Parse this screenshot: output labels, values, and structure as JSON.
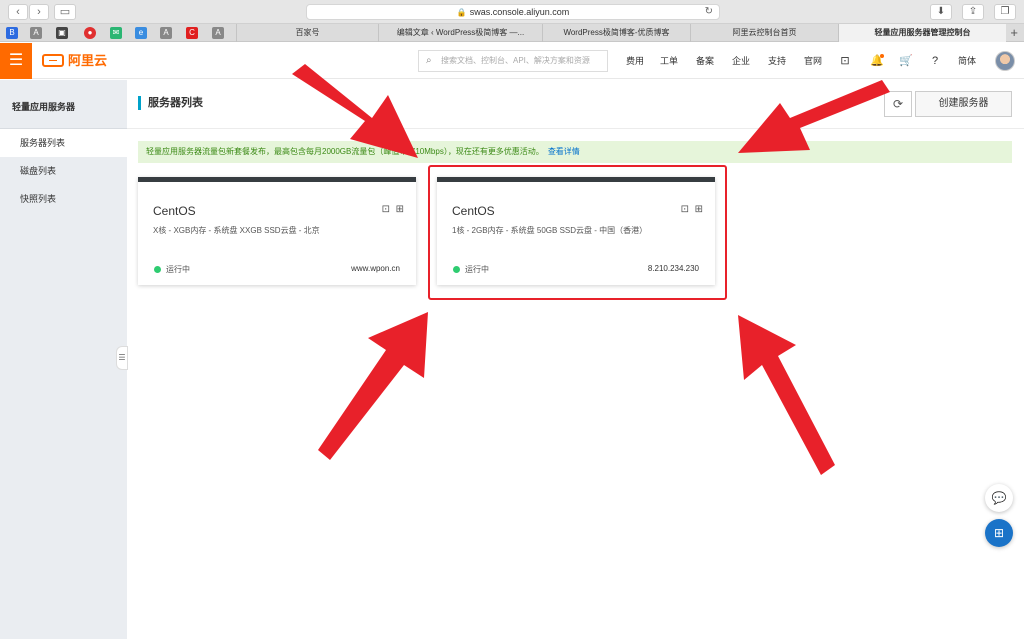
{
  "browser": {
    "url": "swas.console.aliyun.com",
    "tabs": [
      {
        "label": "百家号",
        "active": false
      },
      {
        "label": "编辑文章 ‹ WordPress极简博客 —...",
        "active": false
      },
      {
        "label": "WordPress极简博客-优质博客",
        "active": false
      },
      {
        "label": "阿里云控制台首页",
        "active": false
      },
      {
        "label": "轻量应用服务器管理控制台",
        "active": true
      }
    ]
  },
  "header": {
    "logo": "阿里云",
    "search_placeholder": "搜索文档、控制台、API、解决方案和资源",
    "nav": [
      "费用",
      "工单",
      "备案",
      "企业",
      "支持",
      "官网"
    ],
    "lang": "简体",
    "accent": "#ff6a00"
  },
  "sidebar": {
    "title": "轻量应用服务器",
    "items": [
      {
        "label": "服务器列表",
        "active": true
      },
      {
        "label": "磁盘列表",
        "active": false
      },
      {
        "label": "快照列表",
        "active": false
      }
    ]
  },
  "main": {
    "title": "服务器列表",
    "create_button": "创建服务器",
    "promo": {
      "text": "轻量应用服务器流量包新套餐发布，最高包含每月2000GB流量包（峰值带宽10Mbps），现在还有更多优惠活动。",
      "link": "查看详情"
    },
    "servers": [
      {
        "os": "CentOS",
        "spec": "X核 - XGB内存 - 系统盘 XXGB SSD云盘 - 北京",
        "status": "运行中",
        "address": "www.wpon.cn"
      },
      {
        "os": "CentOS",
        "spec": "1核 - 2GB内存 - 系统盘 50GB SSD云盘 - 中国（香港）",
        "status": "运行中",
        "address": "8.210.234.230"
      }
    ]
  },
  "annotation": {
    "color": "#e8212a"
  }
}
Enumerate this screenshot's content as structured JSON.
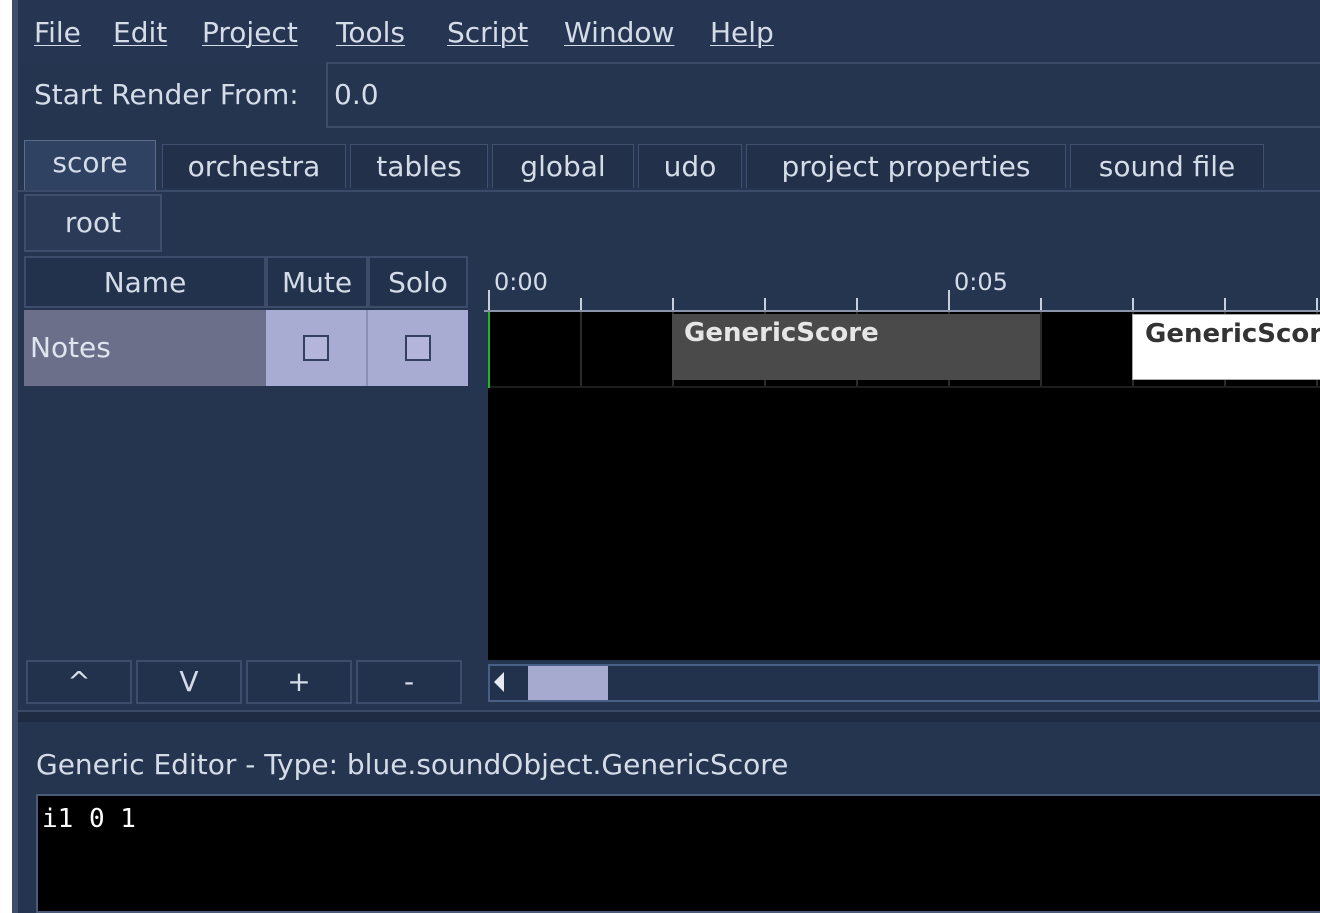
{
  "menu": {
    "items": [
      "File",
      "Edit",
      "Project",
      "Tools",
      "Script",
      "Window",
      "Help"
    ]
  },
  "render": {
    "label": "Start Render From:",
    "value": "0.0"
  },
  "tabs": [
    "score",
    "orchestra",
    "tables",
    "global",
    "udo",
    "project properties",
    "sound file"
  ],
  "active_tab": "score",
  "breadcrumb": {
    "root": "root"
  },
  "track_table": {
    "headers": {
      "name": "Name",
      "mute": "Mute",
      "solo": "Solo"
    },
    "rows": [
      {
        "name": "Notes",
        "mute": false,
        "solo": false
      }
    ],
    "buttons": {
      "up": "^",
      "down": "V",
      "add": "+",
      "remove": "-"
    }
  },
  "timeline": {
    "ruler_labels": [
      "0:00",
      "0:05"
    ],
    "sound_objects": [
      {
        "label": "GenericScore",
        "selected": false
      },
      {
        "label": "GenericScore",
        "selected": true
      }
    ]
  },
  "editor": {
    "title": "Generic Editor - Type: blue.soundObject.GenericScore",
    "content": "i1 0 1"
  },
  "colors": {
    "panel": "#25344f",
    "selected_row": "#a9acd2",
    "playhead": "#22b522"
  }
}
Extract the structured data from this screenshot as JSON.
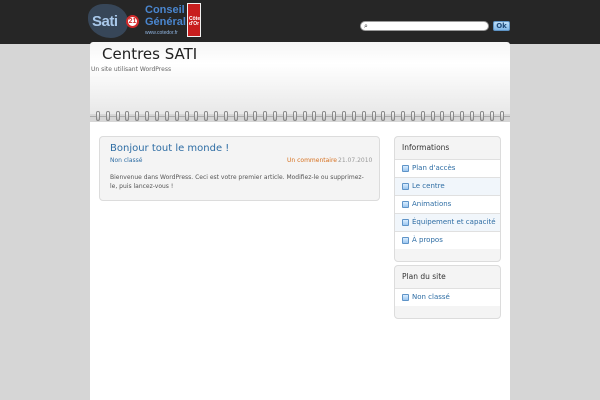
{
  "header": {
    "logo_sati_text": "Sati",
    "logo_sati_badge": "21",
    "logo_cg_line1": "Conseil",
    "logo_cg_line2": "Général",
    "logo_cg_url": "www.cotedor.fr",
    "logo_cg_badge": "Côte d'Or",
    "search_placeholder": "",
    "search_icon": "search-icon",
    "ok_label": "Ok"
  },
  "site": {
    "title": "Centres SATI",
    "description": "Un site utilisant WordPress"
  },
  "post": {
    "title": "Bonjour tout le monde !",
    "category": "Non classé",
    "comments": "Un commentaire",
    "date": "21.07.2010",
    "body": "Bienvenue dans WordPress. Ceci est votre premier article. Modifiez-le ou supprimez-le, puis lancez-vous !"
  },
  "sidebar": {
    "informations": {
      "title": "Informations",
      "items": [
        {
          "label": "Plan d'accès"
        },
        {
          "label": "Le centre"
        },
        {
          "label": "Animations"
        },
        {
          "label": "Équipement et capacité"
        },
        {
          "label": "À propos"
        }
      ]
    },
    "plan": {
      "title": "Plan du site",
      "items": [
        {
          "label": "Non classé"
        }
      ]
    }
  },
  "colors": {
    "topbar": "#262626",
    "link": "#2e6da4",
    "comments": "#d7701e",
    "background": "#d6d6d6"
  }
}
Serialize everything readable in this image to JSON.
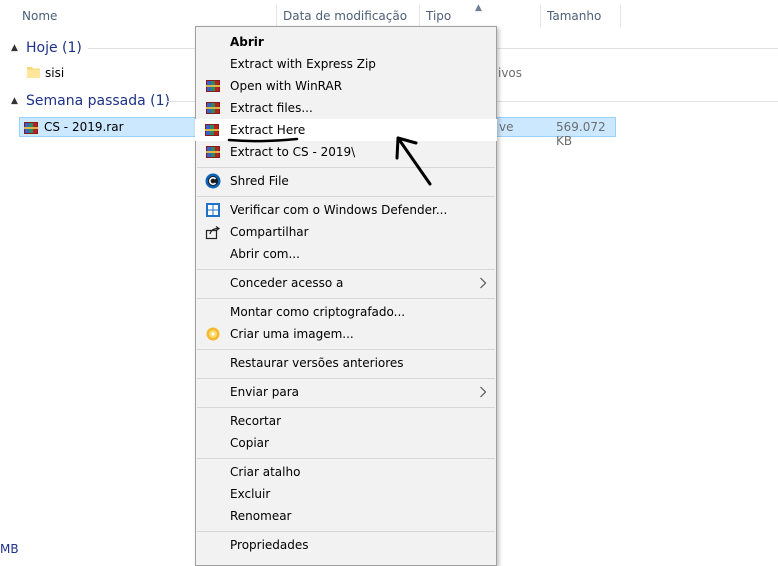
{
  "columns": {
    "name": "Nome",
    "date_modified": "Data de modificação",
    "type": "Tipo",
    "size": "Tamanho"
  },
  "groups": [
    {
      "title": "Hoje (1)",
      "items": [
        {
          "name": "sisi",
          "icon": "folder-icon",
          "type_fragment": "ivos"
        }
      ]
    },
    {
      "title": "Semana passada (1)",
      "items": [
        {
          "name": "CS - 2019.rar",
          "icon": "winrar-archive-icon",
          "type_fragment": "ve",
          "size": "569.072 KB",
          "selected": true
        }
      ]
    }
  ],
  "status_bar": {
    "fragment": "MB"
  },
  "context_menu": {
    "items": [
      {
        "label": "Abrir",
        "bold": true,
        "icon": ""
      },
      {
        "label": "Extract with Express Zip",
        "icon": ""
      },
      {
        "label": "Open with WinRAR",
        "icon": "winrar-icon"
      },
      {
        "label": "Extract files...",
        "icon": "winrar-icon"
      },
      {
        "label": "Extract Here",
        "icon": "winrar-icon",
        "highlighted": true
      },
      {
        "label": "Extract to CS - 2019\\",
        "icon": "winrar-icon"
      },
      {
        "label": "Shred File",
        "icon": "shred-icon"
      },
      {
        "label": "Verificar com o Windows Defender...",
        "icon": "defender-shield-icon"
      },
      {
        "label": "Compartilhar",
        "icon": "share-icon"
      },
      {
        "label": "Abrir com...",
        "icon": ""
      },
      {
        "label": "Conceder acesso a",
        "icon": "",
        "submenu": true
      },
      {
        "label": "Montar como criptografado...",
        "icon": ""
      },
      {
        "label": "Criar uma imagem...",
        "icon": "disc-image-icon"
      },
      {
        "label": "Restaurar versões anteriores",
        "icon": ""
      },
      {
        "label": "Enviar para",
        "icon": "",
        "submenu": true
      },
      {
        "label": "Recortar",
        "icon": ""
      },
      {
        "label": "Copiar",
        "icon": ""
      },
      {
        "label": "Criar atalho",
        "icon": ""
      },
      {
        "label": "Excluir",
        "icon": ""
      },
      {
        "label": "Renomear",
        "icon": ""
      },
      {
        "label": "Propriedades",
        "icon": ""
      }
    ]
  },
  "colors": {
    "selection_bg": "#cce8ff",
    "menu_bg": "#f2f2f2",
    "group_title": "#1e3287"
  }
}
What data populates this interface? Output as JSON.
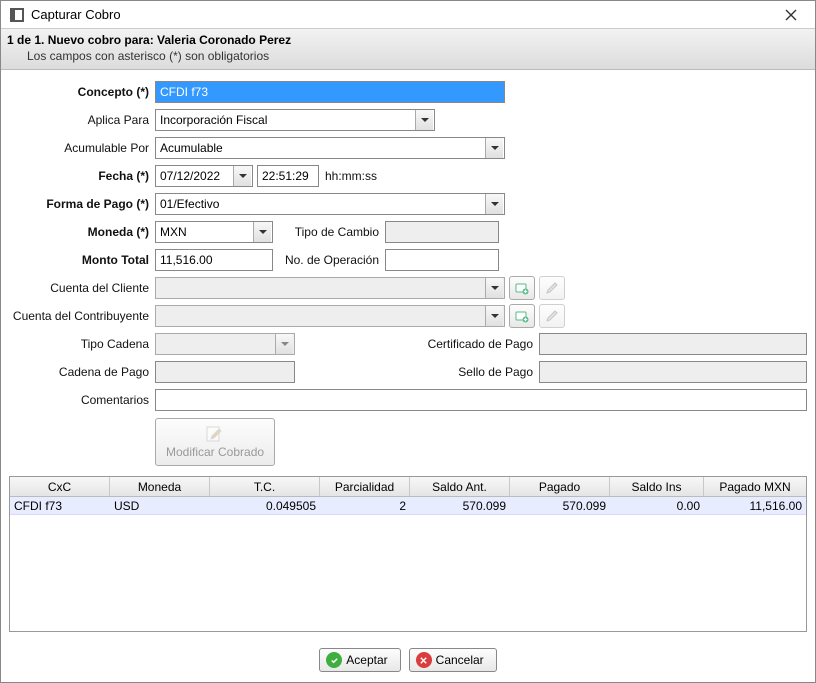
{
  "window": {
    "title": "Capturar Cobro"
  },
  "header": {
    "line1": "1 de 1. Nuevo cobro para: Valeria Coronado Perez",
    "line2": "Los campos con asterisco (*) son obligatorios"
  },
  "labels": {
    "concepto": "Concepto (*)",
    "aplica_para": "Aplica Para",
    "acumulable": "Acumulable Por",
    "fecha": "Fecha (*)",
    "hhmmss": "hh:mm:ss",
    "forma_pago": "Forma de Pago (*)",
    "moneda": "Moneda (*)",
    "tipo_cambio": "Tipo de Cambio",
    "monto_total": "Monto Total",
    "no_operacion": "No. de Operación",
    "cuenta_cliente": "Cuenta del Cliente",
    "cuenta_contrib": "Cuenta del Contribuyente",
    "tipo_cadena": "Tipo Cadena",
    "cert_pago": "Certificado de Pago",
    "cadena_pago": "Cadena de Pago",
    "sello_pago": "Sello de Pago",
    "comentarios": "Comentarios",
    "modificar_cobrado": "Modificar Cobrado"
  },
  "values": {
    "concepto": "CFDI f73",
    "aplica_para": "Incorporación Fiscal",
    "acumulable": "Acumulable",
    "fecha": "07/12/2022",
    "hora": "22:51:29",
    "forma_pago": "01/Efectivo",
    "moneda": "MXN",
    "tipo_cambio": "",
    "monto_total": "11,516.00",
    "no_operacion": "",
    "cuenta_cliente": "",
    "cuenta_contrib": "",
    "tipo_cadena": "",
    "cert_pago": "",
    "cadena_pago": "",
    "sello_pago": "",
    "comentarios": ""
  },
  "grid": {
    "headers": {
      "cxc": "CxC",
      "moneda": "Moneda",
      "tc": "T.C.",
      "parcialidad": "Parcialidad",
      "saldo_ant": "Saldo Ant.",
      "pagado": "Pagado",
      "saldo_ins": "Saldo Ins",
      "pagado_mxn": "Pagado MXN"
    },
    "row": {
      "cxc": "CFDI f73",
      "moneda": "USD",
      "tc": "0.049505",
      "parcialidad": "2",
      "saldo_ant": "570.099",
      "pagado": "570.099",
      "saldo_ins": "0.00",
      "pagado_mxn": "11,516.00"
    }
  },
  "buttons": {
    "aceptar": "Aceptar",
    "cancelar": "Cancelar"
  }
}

____________________

▸ Exercise instructions
Check every line of the data above for the string "structured", and copy those that have it.

▸ Task answer
Enumerate this screenshot's content as structured JSON.
Extract the structured data from this screenshot as JSON.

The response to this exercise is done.